- Problem description:
Say how many lines contain "bilar", using only the number.

- Given records:
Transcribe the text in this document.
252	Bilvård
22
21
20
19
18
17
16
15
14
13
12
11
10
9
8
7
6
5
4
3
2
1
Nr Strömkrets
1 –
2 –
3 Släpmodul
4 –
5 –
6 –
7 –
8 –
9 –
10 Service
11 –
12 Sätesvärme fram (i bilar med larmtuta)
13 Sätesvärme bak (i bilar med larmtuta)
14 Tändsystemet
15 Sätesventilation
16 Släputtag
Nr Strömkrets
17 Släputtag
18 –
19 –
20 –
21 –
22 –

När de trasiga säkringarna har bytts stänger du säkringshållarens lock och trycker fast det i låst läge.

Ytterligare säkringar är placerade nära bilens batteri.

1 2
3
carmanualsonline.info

- Exercise response:
2